### Task to complete
Read through the entries below and return each line with the word "ylabel".

### The data
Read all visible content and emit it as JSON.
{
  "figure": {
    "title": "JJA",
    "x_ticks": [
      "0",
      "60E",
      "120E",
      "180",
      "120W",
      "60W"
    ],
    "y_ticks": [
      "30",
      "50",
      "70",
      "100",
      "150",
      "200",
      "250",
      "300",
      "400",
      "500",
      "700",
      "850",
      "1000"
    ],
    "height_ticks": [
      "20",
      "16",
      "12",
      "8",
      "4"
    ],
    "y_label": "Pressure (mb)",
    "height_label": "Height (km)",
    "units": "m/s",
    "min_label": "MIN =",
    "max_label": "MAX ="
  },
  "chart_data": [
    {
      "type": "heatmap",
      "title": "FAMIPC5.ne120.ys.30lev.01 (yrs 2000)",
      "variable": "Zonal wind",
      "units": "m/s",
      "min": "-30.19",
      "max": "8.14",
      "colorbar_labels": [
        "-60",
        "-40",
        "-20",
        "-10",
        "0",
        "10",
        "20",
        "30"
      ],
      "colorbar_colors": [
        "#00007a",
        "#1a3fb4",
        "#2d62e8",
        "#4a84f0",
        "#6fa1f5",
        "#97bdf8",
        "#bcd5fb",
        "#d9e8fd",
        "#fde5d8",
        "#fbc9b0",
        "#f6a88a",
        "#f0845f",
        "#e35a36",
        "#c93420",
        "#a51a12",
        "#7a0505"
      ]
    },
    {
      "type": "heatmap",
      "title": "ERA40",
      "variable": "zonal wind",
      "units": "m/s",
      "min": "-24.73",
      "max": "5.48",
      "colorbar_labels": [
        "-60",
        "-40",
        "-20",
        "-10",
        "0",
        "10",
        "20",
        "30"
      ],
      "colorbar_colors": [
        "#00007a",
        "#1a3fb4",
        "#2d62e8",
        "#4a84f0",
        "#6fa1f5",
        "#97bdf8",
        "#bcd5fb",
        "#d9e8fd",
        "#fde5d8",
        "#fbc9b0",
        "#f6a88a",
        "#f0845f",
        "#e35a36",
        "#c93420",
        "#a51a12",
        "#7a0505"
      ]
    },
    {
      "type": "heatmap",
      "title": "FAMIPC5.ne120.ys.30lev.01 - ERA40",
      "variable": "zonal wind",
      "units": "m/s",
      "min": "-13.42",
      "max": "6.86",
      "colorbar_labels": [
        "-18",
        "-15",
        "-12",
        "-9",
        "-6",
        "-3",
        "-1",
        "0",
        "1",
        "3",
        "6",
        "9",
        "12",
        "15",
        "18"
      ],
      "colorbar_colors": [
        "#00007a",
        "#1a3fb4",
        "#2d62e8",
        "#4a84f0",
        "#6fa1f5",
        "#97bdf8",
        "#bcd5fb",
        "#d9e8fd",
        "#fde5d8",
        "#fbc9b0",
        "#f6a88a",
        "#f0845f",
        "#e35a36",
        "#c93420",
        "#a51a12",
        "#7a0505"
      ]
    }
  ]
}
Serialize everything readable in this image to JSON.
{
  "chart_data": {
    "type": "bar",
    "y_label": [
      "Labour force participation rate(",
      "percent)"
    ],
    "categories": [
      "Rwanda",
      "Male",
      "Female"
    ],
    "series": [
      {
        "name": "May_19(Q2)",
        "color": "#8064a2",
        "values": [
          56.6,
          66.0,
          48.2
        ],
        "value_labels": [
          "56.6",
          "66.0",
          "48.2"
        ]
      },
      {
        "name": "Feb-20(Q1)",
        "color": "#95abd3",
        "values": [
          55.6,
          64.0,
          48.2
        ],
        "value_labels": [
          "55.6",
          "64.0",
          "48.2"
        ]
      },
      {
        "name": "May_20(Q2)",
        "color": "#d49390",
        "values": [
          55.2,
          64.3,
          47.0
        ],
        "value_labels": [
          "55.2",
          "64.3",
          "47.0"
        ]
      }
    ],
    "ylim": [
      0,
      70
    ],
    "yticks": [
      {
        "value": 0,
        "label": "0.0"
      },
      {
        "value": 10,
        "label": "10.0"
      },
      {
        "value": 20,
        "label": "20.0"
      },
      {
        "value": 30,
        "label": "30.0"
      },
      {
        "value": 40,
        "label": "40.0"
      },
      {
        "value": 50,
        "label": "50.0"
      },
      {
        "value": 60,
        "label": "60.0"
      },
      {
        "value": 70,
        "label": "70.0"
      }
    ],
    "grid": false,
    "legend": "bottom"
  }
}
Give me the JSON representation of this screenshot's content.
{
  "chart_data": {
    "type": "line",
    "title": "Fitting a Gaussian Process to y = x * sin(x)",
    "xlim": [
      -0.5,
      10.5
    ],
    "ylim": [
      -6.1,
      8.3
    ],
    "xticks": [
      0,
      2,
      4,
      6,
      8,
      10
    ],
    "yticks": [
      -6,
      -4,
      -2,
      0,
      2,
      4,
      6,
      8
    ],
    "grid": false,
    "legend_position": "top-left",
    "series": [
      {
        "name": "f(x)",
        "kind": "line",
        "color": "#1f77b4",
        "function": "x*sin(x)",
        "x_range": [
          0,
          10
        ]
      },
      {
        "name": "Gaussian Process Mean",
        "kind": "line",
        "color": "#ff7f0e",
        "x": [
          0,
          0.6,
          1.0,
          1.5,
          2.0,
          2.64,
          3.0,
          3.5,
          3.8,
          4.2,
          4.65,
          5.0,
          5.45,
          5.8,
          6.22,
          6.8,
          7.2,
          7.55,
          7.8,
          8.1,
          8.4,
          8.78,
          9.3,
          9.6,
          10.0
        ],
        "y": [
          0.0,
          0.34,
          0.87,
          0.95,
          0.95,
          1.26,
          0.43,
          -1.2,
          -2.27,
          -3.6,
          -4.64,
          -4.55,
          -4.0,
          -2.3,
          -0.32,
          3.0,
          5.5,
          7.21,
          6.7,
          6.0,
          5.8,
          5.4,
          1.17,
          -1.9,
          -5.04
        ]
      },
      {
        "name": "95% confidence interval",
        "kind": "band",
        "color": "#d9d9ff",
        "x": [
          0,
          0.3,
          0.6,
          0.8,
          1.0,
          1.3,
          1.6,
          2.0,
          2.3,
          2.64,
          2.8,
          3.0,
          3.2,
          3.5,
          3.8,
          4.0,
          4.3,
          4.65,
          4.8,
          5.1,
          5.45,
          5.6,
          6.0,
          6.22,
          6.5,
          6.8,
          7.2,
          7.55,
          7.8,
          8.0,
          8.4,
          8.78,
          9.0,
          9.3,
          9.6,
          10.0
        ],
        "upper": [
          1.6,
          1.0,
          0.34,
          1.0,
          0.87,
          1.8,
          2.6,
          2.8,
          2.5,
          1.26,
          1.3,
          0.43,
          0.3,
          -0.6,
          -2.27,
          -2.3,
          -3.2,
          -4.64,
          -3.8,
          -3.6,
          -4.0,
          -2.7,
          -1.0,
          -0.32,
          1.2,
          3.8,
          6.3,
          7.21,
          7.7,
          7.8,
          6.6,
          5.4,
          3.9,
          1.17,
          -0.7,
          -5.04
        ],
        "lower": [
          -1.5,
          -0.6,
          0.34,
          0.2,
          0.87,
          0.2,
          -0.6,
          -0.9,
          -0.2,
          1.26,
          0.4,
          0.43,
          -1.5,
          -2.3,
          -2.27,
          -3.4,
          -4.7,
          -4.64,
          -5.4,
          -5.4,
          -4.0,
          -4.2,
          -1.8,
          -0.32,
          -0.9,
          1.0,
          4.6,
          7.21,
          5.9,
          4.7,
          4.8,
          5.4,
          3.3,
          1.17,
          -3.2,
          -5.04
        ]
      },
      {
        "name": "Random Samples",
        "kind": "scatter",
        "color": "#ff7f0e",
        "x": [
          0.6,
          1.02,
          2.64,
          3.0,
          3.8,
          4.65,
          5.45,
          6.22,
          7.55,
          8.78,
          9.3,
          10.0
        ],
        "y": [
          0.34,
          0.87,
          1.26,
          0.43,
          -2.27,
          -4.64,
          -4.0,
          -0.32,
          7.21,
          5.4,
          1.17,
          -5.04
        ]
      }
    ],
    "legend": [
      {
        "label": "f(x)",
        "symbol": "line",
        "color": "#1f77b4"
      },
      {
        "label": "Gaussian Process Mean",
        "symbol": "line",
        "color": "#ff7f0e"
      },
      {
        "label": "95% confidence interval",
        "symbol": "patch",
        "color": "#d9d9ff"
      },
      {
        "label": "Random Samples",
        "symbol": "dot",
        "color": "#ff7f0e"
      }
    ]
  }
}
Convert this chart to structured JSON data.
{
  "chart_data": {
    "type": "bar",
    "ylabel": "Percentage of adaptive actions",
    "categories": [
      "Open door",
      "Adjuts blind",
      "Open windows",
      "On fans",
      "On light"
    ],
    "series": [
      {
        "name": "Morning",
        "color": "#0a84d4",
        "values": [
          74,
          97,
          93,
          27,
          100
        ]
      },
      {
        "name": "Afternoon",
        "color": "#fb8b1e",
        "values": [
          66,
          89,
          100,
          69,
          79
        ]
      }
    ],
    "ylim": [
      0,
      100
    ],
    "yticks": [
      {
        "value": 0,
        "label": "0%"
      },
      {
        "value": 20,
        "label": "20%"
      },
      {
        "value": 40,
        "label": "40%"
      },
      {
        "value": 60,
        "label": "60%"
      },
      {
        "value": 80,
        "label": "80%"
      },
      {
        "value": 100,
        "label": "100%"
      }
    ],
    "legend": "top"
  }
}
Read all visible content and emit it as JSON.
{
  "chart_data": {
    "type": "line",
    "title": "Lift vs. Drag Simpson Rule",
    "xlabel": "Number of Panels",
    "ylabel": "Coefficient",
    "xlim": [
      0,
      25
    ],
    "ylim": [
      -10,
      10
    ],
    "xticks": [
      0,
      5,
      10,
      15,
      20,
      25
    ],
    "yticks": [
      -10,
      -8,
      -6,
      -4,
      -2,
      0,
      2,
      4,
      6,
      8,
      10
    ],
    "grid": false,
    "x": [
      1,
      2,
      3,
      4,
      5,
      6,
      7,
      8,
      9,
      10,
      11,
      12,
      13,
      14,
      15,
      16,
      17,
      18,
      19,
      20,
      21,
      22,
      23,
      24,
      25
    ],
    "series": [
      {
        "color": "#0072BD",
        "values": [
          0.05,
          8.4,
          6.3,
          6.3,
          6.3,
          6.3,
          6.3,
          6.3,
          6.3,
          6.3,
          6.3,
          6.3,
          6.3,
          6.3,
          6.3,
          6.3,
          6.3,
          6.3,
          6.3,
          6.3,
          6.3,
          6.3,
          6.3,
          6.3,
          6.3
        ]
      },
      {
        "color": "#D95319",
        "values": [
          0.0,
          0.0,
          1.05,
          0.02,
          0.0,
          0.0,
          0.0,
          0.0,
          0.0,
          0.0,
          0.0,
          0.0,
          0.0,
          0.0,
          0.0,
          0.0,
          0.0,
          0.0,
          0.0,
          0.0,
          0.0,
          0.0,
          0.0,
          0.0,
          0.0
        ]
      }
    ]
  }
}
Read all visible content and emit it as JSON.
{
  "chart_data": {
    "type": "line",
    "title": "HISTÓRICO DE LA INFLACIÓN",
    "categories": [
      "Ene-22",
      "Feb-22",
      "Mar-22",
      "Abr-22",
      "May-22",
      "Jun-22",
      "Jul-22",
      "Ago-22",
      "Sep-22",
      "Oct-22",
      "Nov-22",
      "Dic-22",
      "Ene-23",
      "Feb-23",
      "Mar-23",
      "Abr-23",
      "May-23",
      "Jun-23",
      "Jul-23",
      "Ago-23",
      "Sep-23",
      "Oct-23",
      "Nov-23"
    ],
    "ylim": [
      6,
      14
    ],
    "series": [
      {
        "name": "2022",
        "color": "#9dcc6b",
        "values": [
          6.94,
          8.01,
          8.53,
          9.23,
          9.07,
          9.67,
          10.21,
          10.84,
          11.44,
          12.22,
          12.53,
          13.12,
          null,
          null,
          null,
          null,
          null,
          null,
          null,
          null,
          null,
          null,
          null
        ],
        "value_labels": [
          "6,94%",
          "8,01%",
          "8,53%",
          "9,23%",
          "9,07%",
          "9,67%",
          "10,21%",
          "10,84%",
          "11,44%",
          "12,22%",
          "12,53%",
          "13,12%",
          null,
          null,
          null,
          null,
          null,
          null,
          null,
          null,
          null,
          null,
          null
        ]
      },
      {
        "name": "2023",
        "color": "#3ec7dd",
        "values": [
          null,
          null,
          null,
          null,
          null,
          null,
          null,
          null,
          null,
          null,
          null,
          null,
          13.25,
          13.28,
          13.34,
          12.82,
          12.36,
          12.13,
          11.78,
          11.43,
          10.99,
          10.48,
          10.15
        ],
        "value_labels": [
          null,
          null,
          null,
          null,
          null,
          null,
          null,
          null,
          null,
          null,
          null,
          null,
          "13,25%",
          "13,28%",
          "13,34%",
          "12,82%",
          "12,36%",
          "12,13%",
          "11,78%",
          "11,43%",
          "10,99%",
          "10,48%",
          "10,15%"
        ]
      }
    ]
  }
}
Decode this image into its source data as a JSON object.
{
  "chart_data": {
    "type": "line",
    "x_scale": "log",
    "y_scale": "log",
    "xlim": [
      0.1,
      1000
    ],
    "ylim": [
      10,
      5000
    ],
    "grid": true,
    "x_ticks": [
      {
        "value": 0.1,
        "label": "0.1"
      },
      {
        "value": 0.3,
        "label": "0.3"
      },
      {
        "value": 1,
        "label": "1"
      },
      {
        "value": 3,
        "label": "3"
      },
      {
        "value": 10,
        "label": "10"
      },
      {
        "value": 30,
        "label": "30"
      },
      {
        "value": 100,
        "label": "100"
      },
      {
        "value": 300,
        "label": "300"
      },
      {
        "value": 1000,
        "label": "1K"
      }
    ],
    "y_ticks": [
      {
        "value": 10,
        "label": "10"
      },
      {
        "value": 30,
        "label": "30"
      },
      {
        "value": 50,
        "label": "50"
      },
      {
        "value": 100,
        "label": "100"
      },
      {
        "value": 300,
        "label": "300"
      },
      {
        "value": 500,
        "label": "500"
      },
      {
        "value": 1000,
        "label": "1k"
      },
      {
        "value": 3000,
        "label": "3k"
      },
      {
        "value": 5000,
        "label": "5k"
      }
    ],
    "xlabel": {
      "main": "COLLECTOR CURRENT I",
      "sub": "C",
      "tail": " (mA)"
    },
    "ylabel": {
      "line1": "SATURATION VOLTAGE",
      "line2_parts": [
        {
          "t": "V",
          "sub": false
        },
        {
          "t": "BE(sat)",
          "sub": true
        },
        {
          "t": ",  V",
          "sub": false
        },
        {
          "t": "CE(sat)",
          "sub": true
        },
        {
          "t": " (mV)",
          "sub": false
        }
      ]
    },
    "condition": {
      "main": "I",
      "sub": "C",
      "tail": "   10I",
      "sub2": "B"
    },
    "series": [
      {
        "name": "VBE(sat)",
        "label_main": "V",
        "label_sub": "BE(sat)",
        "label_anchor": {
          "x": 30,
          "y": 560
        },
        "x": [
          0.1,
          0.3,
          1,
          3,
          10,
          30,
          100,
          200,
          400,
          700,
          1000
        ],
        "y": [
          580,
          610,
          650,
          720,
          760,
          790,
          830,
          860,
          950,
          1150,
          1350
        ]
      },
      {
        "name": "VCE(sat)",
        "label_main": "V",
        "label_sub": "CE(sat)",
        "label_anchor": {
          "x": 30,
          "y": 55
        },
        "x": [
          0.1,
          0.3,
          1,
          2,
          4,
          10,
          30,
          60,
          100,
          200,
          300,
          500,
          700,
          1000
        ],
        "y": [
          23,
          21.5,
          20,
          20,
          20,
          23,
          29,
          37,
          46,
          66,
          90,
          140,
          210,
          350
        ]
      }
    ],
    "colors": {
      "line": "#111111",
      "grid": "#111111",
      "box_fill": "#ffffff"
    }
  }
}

### Complete answer
    "ylabel": "Percentage of adaptive actions",
    "ylabel": "Coefficient",
    "ylabel": {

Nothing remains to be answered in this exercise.